**Directions:**
Copy all of the data below verbatim, leaving out the pictures.

Start of Data for processing

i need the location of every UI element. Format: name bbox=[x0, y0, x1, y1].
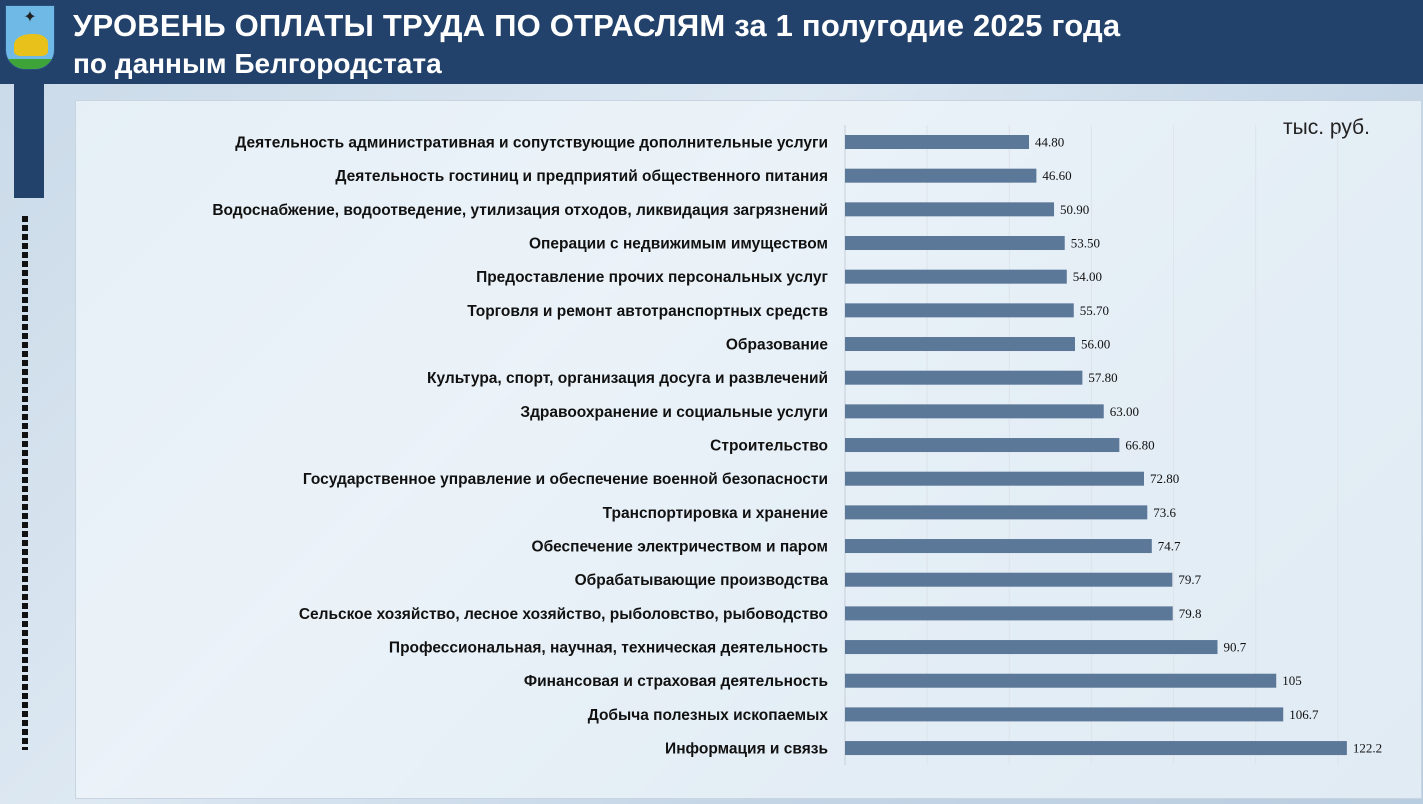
category-label: Транспортировка и хранение bbox=[603, 505, 829, 522]
category-label: Образование bbox=[726, 337, 829, 354]
bar bbox=[845, 404, 1104, 419]
value-label: 46.60 bbox=[1042, 168, 1071, 183]
value-label: 79.7 bbox=[1178, 572, 1201, 587]
bar bbox=[845, 741, 1347, 756]
bar bbox=[845, 539, 1152, 554]
category-label: Добыча полезных ископаемых bbox=[588, 707, 829, 724]
category-label: Водоснабжение, водоотведение, утилизация… bbox=[212, 202, 828, 219]
category-label: Торговля и ремонт автотранспортных средс… bbox=[467, 303, 828, 320]
bar bbox=[845, 202, 1055, 217]
bar bbox=[845, 269, 1067, 284]
bar bbox=[845, 168, 1037, 183]
page-subtitle: по данным Белгородстата bbox=[73, 48, 442, 79]
eagle-icon: ✦ bbox=[23, 9, 37, 26]
bar bbox=[845, 572, 1173, 587]
value-label: 56.00 bbox=[1081, 337, 1110, 352]
value-label: 55.70 bbox=[1080, 303, 1109, 318]
decorative-dotted-line bbox=[22, 216, 28, 750]
value-label: 73.6 bbox=[1153, 505, 1176, 520]
page-title: УРОВЕНЬ ОПЛАТЫ ТРУДА ПО ОТРАСЛЯМ за 1 по… bbox=[73, 8, 1121, 43]
unit-label: тыс. руб. bbox=[1283, 116, 1370, 139]
bar bbox=[845, 236, 1065, 251]
bar bbox=[845, 438, 1120, 453]
category-label: Финансовая и страховая деятельность bbox=[524, 673, 828, 690]
bar bbox=[845, 471, 1144, 486]
header: ✦ УРОВЕНЬ ОПЛАТЫ ТРУДА ПО ОТРАСЛЯМ за 1 … bbox=[0, 0, 1423, 84]
value-label: 66.80 bbox=[1125, 438, 1154, 453]
bar bbox=[845, 135, 1029, 149]
bar bbox=[845, 505, 1148, 520]
category-label: Строительство bbox=[710, 438, 828, 455]
category-label: Государственное управление и обеспечение… bbox=[303, 471, 828, 488]
value-label: 57.80 bbox=[1088, 370, 1117, 385]
value-label: 90.7 bbox=[1224, 640, 1247, 655]
category-label: Деятельность административная и сопутств… bbox=[235, 135, 828, 152]
bar bbox=[845, 640, 1218, 655]
value-label: 72.80 bbox=[1150, 471, 1179, 486]
value-label: 74.7 bbox=[1158, 539, 1181, 554]
bar bbox=[845, 707, 1284, 722]
category-label: Обеспечение электричеством и паром bbox=[532, 539, 828, 556]
value-label: 63.00 bbox=[1110, 404, 1139, 419]
bar bbox=[845, 337, 1075, 352]
category-label: Предоставление прочих персональных услуг bbox=[476, 269, 828, 286]
decorative-bar bbox=[14, 84, 44, 198]
category-label: Культура, спорт, организация досуга и ра… bbox=[427, 370, 828, 387]
value-label: 105 bbox=[1282, 673, 1302, 688]
value-label: 122.2 bbox=[1353, 741, 1382, 756]
value-label: 79.8 bbox=[1179, 606, 1202, 621]
logo-grass bbox=[6, 59, 54, 69]
value-label: 106.7 bbox=[1289, 707, 1319, 722]
lion-icon bbox=[14, 34, 48, 56]
category-label: Операции с недвижимым имуществом bbox=[529, 236, 828, 253]
bar bbox=[845, 303, 1074, 318]
category-label: Здравоохранение и социальные услуги bbox=[520, 404, 828, 421]
bar bbox=[845, 606, 1173, 621]
category-label: Деятельность гостиниц и предприятий обще… bbox=[335, 168, 828, 185]
category-label: Профессиональная, научная, техническая д… bbox=[389, 640, 828, 657]
value-label: 53.50 bbox=[1071, 236, 1100, 251]
value-label: 54.00 bbox=[1073, 269, 1102, 284]
category-label: Информация и связь bbox=[665, 741, 828, 758]
bar bbox=[845, 370, 1083, 385]
category-label: Обрабатывающие производства bbox=[575, 572, 829, 589]
value-label: 44.80 bbox=[1035, 135, 1064, 150]
coat-of-arms-logo: ✦ bbox=[5, 5, 55, 70]
category-label: Сельское хозяйство, лесное хозяйство, ры… bbox=[299, 606, 828, 623]
value-label: 50.90 bbox=[1060, 202, 1089, 217]
bar bbox=[845, 673, 1277, 688]
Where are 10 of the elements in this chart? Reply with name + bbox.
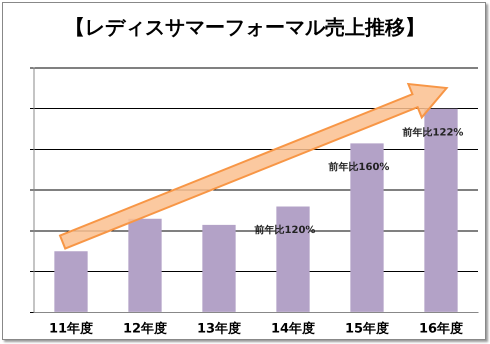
- chart-title: 【レディスサマーフォーマル売上推移】: [64, 14, 426, 41]
- x-tick-label: 14年度: [270, 320, 316, 337]
- bar: [54, 251, 88, 312]
- x-tick-label: 16年度: [418, 320, 464, 337]
- x-tick-label: 11年度: [48, 320, 94, 337]
- x-tick-label: 12年度: [122, 320, 168, 337]
- x-tick-label: 13年度: [196, 320, 242, 337]
- bar: [128, 218, 162, 312]
- bar: [202, 224, 236, 312]
- x-tick-label: 15年度: [344, 320, 390, 337]
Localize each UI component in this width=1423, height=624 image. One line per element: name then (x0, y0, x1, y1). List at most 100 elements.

End of Data for processing

**Solution to the problem:**
i need the location of every UI element. Format: name bbox=[x0, y0, x1, y1].
category-label: Транспортировка и хранение bbox=[603, 505, 829, 522]
category-label: Образование bbox=[726, 337, 829, 354]
bar bbox=[845, 404, 1104, 419]
value-label: 46.60 bbox=[1042, 168, 1071, 183]
value-label: 79.7 bbox=[1178, 572, 1201, 587]
bar bbox=[845, 741, 1347, 756]
bar bbox=[845, 539, 1152, 554]
category-label: Добыча полезных ископаемых bbox=[588, 707, 829, 724]
category-label: Водоснабжение, водоотведение, утилизация… bbox=[212, 202, 828, 219]
category-label: Торговля и ремонт автотранспортных средс… bbox=[467, 303, 828, 320]
bar bbox=[845, 202, 1055, 217]
bar bbox=[845, 269, 1067, 284]
bar bbox=[845, 168, 1037, 183]
page-subtitle: по данным Белгородстата bbox=[73, 48, 442, 79]
eagle-icon: ✦ bbox=[23, 9, 37, 26]
bar bbox=[845, 572, 1173, 587]
value-label: 56.00 bbox=[1081, 337, 1110, 352]
value-label: 55.70 bbox=[1080, 303, 1109, 318]
decorative-dotted-line bbox=[22, 216, 28, 750]
value-label: 73.6 bbox=[1153, 505, 1176, 520]
page-title: УРОВЕНЬ ОПЛАТЫ ТРУДА ПО ОТРАСЛЯМ за 1 по… bbox=[73, 8, 1121, 43]
unit-label: тыс. руб. bbox=[1283, 116, 1370, 139]
bar bbox=[845, 236, 1065, 251]
bar bbox=[845, 438, 1120, 453]
category-label: Финансовая и страховая деятельность bbox=[524, 673, 828, 690]
bar bbox=[845, 471, 1144, 486]
header: ✦ УРОВЕНЬ ОПЛАТЫ ТРУДА ПО ОТРАСЛЯМ за 1 … bbox=[0, 0, 1423, 84]
value-label: 66.80 bbox=[1125, 438, 1154, 453]
bar bbox=[845, 135, 1029, 149]
bar bbox=[845, 505, 1148, 520]
category-label: Строительство bbox=[710, 438, 828, 455]
category-label: Государственное управление и обеспечение… bbox=[303, 471, 828, 488]
value-label: 57.80 bbox=[1088, 370, 1117, 385]
value-label: 90.7 bbox=[1224, 640, 1247, 655]
category-label: Деятельность административная и сопутств… bbox=[235, 135, 828, 152]
bar bbox=[845, 640, 1218, 655]
value-label: 72.80 bbox=[1150, 471, 1179, 486]
value-label: 74.7 bbox=[1158, 539, 1181, 554]
bar bbox=[845, 707, 1284, 722]
category-label: Обеспечение электричеством и паром bbox=[532, 539, 828, 556]
value-label: 63.00 bbox=[1110, 404, 1139, 419]
bar bbox=[845, 337, 1075, 352]
category-label: Предоставление прочих персональных услуг bbox=[476, 269, 828, 286]
decorative-bar bbox=[14, 84, 44, 198]
category-label: Культура, спорт, организация досуга и ра… bbox=[427, 370, 828, 387]
value-label: 105 bbox=[1282, 673, 1302, 688]
value-label: 122.2 bbox=[1353, 741, 1382, 756]
value-label: 79.8 bbox=[1179, 606, 1202, 621]
logo-grass bbox=[6, 59, 54, 69]
value-label: 106.7 bbox=[1289, 707, 1319, 722]
lion-icon bbox=[14, 34, 48, 56]
category-label: Операции с недвижимым имуществом bbox=[529, 236, 828, 253]
bar bbox=[845, 303, 1074, 318]
category-label: Здравоохранение и социальные услуги bbox=[520, 404, 828, 421]
bar bbox=[845, 606, 1173, 621]
category-label: Деятельность гостиниц и предприятий обще… bbox=[335, 168, 828, 185]
category-label: Профессиональная, научная, техническая д… bbox=[389, 640, 828, 657]
value-label: 53.50 bbox=[1071, 236, 1100, 251]
value-label: 54.00 bbox=[1073, 269, 1102, 284]
category-label: Информация и связь bbox=[665, 741, 828, 758]
bar bbox=[845, 370, 1083, 385]
category-label: Обрабатывающие производства bbox=[575, 572, 829, 589]
value-label: 44.80 bbox=[1035, 135, 1064, 150]
coat-of-arms-logo: ✦ bbox=[5, 5, 55, 70]
category-label: Сельское хозяйство, лесное хозяйство, ры… bbox=[299, 606, 828, 623]
value-label: 50.90 bbox=[1060, 202, 1089, 217]
bar bbox=[845, 673, 1277, 688]
Where are 10 of the elements in this chart? Reply with name + bbox.
- chart-title: 【レディスサマーフォーマル売上推移】: [64, 14, 426, 41]
- x-tick-label: 14年度: [270, 320, 316, 337]
- bar: [54, 251, 88, 312]
- x-tick-label: 16年度: [418, 320, 464, 337]
- x-tick-label: 11年度: [48, 320, 94, 337]
- x-tick-label: 12年度: [122, 320, 168, 337]
- x-tick-label: 13年度: [196, 320, 242, 337]
- bar: [128, 218, 162, 312]
- bar: [202, 224, 236, 312]
- x-tick-label: 15年度: [344, 320, 390, 337]
Localize each UI component in this width=1423, height=624 image. One line per element: name then (x0, y0, x1, y1). List at most 100 elements.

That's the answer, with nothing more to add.